For this exercise, copy out each line of the material below that includes "gegeben".

####################

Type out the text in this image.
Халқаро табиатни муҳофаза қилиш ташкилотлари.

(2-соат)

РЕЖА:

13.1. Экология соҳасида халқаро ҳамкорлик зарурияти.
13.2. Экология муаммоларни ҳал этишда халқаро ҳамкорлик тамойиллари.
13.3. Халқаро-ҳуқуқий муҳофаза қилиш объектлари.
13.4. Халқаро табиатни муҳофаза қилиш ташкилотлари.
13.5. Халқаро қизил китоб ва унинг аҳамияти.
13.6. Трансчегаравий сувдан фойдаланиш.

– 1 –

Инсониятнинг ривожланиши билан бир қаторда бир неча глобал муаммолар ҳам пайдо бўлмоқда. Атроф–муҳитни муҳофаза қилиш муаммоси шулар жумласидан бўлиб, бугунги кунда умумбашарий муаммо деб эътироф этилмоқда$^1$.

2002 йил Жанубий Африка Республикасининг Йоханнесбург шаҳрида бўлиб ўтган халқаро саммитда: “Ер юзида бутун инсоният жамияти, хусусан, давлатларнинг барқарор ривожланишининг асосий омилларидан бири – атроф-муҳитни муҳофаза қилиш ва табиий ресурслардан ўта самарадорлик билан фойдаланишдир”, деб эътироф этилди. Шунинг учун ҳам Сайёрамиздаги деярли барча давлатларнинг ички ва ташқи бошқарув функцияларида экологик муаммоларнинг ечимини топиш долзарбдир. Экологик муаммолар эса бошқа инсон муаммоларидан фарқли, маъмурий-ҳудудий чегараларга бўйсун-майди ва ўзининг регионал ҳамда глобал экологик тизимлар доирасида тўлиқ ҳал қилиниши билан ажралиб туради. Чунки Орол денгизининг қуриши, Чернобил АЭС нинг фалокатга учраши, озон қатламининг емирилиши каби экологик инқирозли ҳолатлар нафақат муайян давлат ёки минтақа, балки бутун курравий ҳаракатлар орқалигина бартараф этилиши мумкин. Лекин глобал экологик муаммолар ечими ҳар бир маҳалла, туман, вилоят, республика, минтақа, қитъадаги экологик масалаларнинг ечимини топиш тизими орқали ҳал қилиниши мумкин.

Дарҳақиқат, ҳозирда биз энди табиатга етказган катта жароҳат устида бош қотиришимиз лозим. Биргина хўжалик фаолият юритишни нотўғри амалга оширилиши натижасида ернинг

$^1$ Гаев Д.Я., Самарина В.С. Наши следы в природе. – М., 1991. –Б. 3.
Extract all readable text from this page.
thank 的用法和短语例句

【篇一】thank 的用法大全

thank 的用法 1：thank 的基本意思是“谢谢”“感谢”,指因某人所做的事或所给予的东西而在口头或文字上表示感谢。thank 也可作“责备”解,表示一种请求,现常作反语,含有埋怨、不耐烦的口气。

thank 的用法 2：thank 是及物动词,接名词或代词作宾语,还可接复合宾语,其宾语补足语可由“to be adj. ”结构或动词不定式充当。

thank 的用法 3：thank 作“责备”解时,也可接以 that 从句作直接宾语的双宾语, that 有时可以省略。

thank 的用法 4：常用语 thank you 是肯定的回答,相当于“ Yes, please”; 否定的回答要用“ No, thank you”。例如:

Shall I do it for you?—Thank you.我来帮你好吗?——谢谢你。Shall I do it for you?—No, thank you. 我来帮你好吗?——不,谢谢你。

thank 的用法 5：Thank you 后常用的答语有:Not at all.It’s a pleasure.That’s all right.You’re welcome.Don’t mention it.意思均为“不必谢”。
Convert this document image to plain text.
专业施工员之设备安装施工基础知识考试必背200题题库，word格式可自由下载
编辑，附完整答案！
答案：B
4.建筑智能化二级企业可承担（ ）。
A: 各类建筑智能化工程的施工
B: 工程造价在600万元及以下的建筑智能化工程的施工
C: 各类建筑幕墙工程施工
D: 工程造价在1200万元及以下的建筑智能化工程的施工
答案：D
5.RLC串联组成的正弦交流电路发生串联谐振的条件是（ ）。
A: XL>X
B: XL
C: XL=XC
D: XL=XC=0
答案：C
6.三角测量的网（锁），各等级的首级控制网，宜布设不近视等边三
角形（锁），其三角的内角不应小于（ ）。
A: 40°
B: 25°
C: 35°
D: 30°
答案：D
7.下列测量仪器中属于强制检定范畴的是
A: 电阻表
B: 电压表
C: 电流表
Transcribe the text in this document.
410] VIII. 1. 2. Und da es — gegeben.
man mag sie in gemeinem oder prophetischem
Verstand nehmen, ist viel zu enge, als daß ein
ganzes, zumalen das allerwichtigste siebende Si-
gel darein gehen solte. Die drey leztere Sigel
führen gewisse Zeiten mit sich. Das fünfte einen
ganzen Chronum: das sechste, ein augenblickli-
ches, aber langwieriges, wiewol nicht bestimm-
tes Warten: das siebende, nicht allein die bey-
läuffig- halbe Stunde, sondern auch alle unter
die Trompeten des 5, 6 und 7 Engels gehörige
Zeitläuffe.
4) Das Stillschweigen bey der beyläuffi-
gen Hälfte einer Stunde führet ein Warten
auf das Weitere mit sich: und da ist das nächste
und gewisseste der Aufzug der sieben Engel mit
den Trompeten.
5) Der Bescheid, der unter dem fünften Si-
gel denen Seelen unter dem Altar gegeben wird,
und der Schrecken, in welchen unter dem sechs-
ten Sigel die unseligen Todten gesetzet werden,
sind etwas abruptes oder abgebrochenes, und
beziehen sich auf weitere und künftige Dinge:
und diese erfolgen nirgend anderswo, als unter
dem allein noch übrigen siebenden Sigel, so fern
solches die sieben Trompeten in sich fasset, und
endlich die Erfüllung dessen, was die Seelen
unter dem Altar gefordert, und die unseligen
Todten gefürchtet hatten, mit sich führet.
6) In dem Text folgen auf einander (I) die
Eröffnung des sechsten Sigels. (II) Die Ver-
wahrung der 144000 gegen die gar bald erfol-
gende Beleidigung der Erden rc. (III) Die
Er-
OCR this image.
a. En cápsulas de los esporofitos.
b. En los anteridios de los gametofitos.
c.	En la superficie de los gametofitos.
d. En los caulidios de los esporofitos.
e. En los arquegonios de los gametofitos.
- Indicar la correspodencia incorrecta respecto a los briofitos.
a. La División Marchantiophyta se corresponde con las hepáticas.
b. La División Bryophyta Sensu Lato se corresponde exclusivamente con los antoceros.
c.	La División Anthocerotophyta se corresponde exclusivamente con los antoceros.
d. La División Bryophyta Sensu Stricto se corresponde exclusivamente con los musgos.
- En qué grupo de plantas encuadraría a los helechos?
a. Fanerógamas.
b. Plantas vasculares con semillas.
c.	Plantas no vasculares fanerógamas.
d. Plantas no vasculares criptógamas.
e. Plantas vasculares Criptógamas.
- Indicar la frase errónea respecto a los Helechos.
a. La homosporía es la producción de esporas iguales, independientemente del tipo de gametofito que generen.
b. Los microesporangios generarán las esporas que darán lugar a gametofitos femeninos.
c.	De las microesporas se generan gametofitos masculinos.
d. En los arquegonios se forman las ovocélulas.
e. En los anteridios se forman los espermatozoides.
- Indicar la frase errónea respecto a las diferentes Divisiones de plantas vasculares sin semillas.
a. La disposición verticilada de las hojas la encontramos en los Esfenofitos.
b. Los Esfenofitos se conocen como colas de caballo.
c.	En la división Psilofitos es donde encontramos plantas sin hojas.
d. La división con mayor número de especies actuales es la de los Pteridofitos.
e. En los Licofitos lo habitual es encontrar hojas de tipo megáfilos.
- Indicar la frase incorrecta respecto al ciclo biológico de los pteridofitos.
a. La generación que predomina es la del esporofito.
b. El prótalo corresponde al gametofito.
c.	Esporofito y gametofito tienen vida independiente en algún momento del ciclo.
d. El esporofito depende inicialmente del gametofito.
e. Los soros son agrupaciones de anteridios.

####################

*Answer for the task*:
410] VIII. 1. 2. Und da es — gegeben.
gel denen Seelen unter dem Altar gegeben wird,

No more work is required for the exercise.